## Exercise goal
Your task is to print every entry below exactly as given.

═════ Excerpted records ═════

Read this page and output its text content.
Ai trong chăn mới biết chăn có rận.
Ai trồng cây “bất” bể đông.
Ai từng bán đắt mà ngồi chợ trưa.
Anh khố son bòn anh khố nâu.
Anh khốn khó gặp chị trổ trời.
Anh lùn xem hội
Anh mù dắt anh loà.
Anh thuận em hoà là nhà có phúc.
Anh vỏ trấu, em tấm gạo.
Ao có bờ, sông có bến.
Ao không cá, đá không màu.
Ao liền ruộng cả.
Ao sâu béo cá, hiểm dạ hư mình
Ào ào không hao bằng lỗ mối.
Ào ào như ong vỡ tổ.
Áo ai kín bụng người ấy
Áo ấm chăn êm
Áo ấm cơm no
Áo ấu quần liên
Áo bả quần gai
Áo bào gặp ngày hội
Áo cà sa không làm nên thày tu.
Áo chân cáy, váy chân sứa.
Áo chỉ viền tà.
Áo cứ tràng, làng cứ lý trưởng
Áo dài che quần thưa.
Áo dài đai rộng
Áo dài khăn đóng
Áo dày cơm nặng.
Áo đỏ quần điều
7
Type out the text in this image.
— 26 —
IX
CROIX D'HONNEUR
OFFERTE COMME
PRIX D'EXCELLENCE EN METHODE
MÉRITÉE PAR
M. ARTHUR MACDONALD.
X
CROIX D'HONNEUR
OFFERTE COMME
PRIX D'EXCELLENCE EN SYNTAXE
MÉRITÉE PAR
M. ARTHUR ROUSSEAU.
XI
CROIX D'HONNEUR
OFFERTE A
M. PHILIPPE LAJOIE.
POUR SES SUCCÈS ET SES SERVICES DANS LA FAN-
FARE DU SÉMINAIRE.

═════

## Correct answer
Read this page and output its text content.
Ai trong chăn mới biết chăn có rận.
Ai trồng cây “bất” bể đông.
Ai từng bán đắt mà ngồi chợ trưa.
Anh khố son bòn anh khố nâu.
Anh khốn khó gặp chị trổ trời.
Anh lùn xem hội
Anh mù dắt anh loà.
Anh thuận em hoà là nhà có phúc.
Anh vỏ trấu, em tấm gạo.
Ao có bờ, sông có bến.
Ao không cá, đá không màu.
Ao liền ruộng cả.
Ao sâu béo cá, hiểm dạ hư mình
Ào ào không hao bằng lỗ mối.
Ào ào như ong vỡ tổ.
Áo ai kín bụng người ấy
Áo ấm chăn êm
Áo ấm cơm no
Áo ấu quần liên
Áo bả quần gai
Áo bào gặp ngày hội
Áo cà sa không làm nên thày tu.
Áo chân cáy, váy chân sứa.
Áo chỉ viền tà.
Áo cứ tràng, làng cứ lý trưởng
Áo dài che quần thưa.
Áo dài đai rộng
Áo dài khăn đóng
Áo dày cơm nặng.
Áo đỏ quần điều
7
Type out the text in this image.
— 26 —
IX
CROIX D'HONNEUR
OFFERTE COMME
PRIX D'EXCELLENCE EN METHODE
MÉRITÉE PAR
M. ARTHUR MACDONALD.
X
CROIX D'HONNEUR
OFFERTE COMME
PRIX D'EXCELLENCE EN SYNTAXE
MÉRITÉE PAR
M. ARTHUR ROUSSEAU.
XI
CROIX D'HONNEUR
OFFERTE A
M. PHILIPPE LAJOIE.
POUR SES SUCCÈS ET SES SERVICES DANS LA FAN-
FARE DU SÉMINAIRE.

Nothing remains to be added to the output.